Problem requirements → Count how many lines hold the string "انجمن". Give that number alone.
──────── Task data ────────
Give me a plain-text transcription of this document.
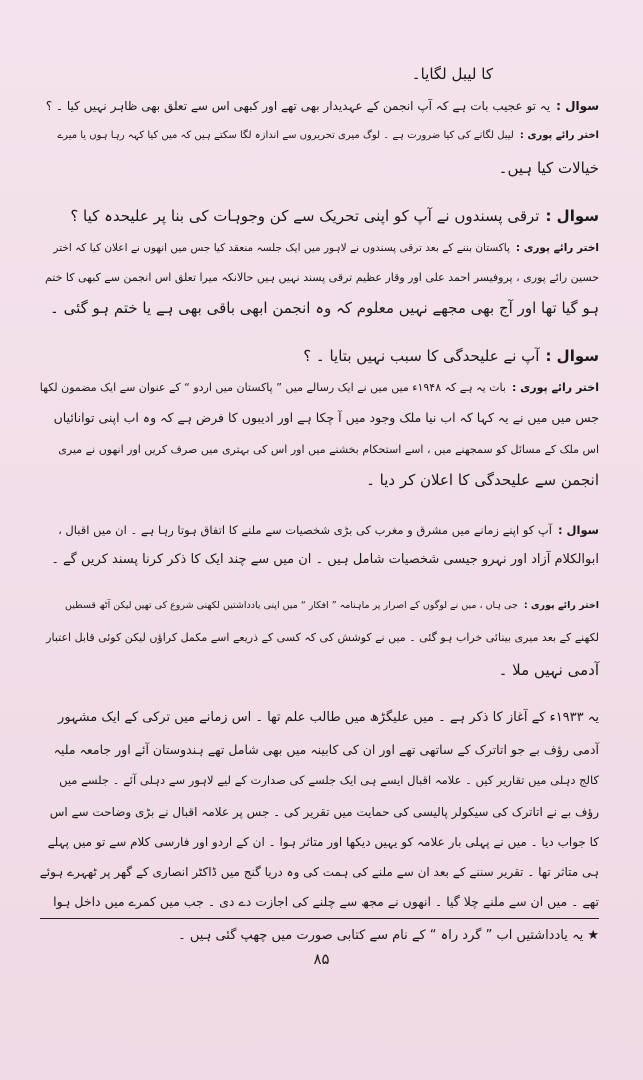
کا لیبل لگایا۔
سوال :یہ تو عجیب بات ہے کہ آپ انجمن کے عہدیدار بھی تھے اور کبھی اس سے تعلق بھی ظاہر نہیں کیا ۔ ؟
اختر رائے پوری :لیبل لگانے کی کیا ضرورت ہے ۔ لوگ میری تحریروں سے اندازہ لگا سکتے ہیں کہ میں کیا کہہ رہا ہوں یا میرے
خیالات کیا ہیں۔
سوال :ترقی پسندوں نے آپ کو اپنی تحریک سے کن وجوہات کی بنا پر علیحدہ کیا ؟
اختر رائے پوری :پاکستان بننے کے بعد ترقی پسندوں نے لاہور میں ایک جلسہ منعقد کیا جس میں انھوں نے اعلان کیا کہ اختر
حسین رائے پوری ، پروفیسر احمد علی اور وقار عظیم ترقی پسند نہیں ہیں حالانکہ میرا تعلق اس انجمن سے کبھی کا ختم
ہو گیا تھا اور آج بھی مجھے نہیں معلوم کہ وہ انجمن ابھی باقی بھی ہے یا ختم ہو گئی ۔
سوال :آپ نے علیحدگی کا سبب نہیں بتایا ۔ ؟
اختر رائے پوری :بات یہ ہے کہ ۱۹۴۸ء میں میں نے ایک رسالے میں ” پاکستان میں اردو “ کے عنوان سے ایک مضمون لکھا
جس میں میں نے یہ کہا کہ اب نیا ملک وجود میں آ چکا ہے اور ادیبوں کا فرض ہے کہ وہ اب اپنی توانائیاں
اس ملک کے مسائل کو سمجھنے میں ، اسے استحکام بخشنے میں اور اس کی بہتری میں صرف کریں اور انھوں نے میری
انجمن سے علیحدگی کا اعلان کر دیا ۔
سوال :آپ کو اپنے زمانے میں مشرق و مغرب کی بڑی شخصیات سے ملنے کا اتفاق ہوتا رہا ہے ۔ ان میں اقبال ،
ابوالکلام آزاد اور نہرو جیسی شخصیات شامل ہیں ۔ ان میں سے چند ایک کا ذکر کرنا پسند کریں گے ۔
اختر رائے پوری :جی ہاں ، میں نے لوگوں کے اصرار پر ماہنامہ ” افکار “ میں اپنی یادداشتیں لکھنی شروع کی تھیں لیکن آٹھ قسطیں
لکھنے کے بعد میری بینائی خراب ہو گئی ۔ میں نے کوشش کی کہ کسی کے ذریعے اسے مکمل کراؤں لیکن کوئی قابل اعتبار
آدمی نہیں ملا ۔
یہ ۱۹۳۳ء کے آغاز کا ذکر ہے ۔ میں علیگڑھ میں طالب علم تھا ۔ اس زمانے میں ترکی کے ایک مشہور
آدمی رؤف بے جو اتاترک کے ساتھی تھے اور ان کی کابینہ میں بھی شامل تھے ہندوستان آئے اور جامعہ ملیہ
کالج دہلی میں تقاریر کیں ۔ علامہ اقبال ایسے ہی ایک جلسے کی صدارت کے لیے لاہور سے دہلی آئے ۔ جلسے میں
رؤف بے نے اتاترک کی سیکولر پالیسی کی حمایت میں تقریر کی ۔ جس پر علامہ اقبال نے بڑی وضاحت سے اس
کا جواب دیا ۔ میں نے پہلی بار علامہ کو یہیں دیکھا اور متاثر ہوا ۔ ان کے اردو اور فارسی کلام سے تو میں پہلے
ہی متاثر تھا ۔ تقریر سننے کے بعد ان سے ملنے کی ہمت کی وہ دریا گنج میں ڈاکٹر انصاری کے گھر پر ٹھہرے ہوئے
تھے ۔ میں ان سے ملنے چلا گیا ۔ انھوں نے مجھ سے چلنے کی اجازت دے دی ۔ جب میں کمرے میں داخل ہوا
★ یہ یادداشتیں اب ” گرد راہ “ کے نام سے کتابی صورت میں چھپ گئی ہیں ۔
۸۵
────────
Result → 4